Exercise requirements ::
Print the full listing exactly.

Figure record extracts
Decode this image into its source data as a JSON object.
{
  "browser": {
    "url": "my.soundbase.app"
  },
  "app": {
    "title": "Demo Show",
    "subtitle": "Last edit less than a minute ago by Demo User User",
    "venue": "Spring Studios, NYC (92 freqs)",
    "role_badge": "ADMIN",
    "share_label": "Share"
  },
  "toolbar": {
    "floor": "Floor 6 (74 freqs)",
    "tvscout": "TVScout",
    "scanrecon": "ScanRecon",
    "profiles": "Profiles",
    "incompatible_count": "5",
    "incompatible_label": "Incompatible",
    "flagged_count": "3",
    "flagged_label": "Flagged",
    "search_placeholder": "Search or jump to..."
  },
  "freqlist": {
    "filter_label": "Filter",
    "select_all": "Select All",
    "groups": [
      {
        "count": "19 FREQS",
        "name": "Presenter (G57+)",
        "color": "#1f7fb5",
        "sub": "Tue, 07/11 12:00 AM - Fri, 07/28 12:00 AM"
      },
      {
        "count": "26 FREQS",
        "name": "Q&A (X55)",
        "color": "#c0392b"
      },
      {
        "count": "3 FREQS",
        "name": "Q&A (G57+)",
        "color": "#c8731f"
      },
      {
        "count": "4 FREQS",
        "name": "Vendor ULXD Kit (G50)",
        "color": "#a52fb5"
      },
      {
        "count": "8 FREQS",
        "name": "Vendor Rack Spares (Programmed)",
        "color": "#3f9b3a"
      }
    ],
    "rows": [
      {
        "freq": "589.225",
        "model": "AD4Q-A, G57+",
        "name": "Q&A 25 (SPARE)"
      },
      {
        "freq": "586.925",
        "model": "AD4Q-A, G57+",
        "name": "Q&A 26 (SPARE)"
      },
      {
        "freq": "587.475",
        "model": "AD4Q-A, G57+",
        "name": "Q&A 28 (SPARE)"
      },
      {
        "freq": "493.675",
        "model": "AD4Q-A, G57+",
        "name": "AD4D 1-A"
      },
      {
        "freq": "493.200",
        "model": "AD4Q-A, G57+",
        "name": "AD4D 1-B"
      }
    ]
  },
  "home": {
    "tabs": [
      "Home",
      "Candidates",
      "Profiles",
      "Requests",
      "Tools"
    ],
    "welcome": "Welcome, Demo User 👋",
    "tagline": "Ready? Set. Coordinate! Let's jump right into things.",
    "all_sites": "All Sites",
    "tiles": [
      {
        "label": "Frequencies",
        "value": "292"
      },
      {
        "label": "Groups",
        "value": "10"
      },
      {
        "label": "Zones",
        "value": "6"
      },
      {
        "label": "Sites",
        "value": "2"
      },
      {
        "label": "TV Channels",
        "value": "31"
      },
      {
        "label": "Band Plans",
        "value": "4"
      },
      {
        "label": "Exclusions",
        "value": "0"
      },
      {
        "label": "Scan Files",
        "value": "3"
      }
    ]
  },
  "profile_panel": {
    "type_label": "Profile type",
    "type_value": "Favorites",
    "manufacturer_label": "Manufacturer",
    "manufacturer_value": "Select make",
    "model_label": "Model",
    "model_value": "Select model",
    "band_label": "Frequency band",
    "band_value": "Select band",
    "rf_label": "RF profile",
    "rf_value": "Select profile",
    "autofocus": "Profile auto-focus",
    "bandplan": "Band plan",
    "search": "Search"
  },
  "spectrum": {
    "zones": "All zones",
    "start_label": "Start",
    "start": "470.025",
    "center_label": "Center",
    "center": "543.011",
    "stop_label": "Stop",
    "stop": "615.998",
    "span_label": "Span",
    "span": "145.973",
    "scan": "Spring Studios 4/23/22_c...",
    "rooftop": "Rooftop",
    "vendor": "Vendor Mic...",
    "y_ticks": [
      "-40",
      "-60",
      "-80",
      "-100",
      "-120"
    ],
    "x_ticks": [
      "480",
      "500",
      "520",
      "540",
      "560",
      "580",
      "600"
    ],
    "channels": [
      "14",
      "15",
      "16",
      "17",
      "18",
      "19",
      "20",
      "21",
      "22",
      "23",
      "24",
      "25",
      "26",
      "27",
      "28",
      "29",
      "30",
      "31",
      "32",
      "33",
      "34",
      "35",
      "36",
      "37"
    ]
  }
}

Solution for this task ::
Decode this image into its source data as a JSON object.
{
  "browser": {
    "url": "my.soundbase.app"
  },
  "app": {
    "title": "Demo Show",
    "subtitle": "Last edit less than a minute ago by Demo User User",
    "venue": "Spring Studios, NYC (92 freqs)",
    "role_badge": "ADMIN",
    "share_label": "Share"
  },
  "toolbar": {
    "floor": "Floor 6 (74 freqs)",
    "tvscout": "TVScout",
    "scanrecon": "ScanRecon",
    "profiles": "Profiles",
    "incompatible_count": "5",
    "incompatible_label": "Incompatible",
    "flagged_count": "3",
    "flagged_label": "Flagged",
    "search_placeholder": "Search or jump to..."
  },
  "freqlist": {
    "filter_label": "Filter",
    "select_all": "Select All",
    "groups": [
      {
        "count": "19 FREQS",
        "name": "Presenter (G57+)",
        "color": "#1f7fb5",
        "sub": "Tue, 07/11 12:00 AM - Fri, 07/28 12:00 AM"
      },
      {
        "count": "26 FREQS",
        "name": "Q&A (X55)",
        "color": "#c0392b"
      },
      {
        "count": "3 FREQS",
        "name": "Q&A (G57+)",
        "color": "#c8731f"
      },
      {
        "count": "4 FREQS",
        "name": "Vendor ULXD Kit (G50)",
        "color": "#a52fb5"
      },
      {
        "count": "8 FREQS",
        "name": "Vendor Rack Spares (Programmed)",
        "color": "#3f9b3a"
      }
    ],
    "rows": [
      {
        "freq": "589.225",
        "model": "AD4Q-A, G57+",
        "name": "Q&A 25 (SPARE)"
      },
      {
        "freq": "586.925",
        "model": "AD4Q-A, G57+",
        "name": "Q&A 26 (SPARE)"
      },
      {
        "freq": "587.475",
        "model": "AD4Q-A, G57+",
        "name": "Q&A 28 (SPARE)"
      },
      {
        "freq": "493.675",
        "model": "AD4Q-A, G57+",
        "name": "AD4D 1-A"
      },
      {
        "freq": "493.200",
        "model": "AD4Q-A, G57+",
        "name": "AD4D 1-B"
      }
    ]
  },
  "home": {
    "tabs": [
      "Home",
      "Candidates",
      "Profiles",
      "Requests",
      "Tools"
    ],
    "welcome": "Welcome, Demo User 👋",
    "tagline": "Ready? Set. Coordinate! Let's jump right into things.",
    "all_sites": "All Sites",
    "tiles": [
      {
        "label": "Frequencies",
        "value": "292"
      },
      {
        "label": "Groups",
        "value": "10"
      },
      {
        "label": "Zones",
        "value": "6"
      },
      {
        "label": "Sites",
        "value": "2"
      },
      {
        "label": "TV Channels",
        "value": "31"
      },
      {
        "label": "Band Plans",
        "value": "4"
      },
      {
        "label": "Exclusions",
        "value": "0"
      },
      {
        "label": "Scan Files",
        "value": "3"
      }
    ]
  },
  "profile_panel": {
    "type_label": "Profile type",
    "type_value": "Favorites",
    "manufacturer_label": "Manufacturer",
    "manufacturer_value": "Select make",
    "model_label": "Model",
    "model_value": "Select model",
    "band_label": "Frequency band",
    "band_value": "Select band",
    "rf_label": "RF profile",
    "rf_value": "Select profile",
    "autofocus": "Profile auto-focus",
    "bandplan": "Band plan",
    "search": "Search"
  },
  "spectrum": {
    "zones": "All zones",
    "start_label": "Start",
    "start": "470.025",
    "center_label": "Center",
    "center": "543.011",
    "stop_label": "Stop",
    "stop": "615.998",
    "span_label": "Span",
    "span": "145.973",
    "scan": "Spring Studios 4/23/22_c...",
    "rooftop": "Rooftop",
    "vendor": "Vendor Mic...",
    "y_ticks": [
      "-40",
      "-60",
      "-80",
      "-100",
      "-120"
    ],
    "x_ticks": [
      "480",
      "500",
      "520",
      "540",
      "560",
      "580",
      "600"
    ],
    "channels": [
      "14",
      "15",
      "16",
      "17",
      "18",
      "19",
      "20",
      "21",
      "22",
      "23",
      "24",
      "25",
      "26",
      "27",
      "28",
      "29",
      "30",
      "31",
      "32",
      "33",
      "34",
      "35",
      "36",
      "37"
    ]
  }
}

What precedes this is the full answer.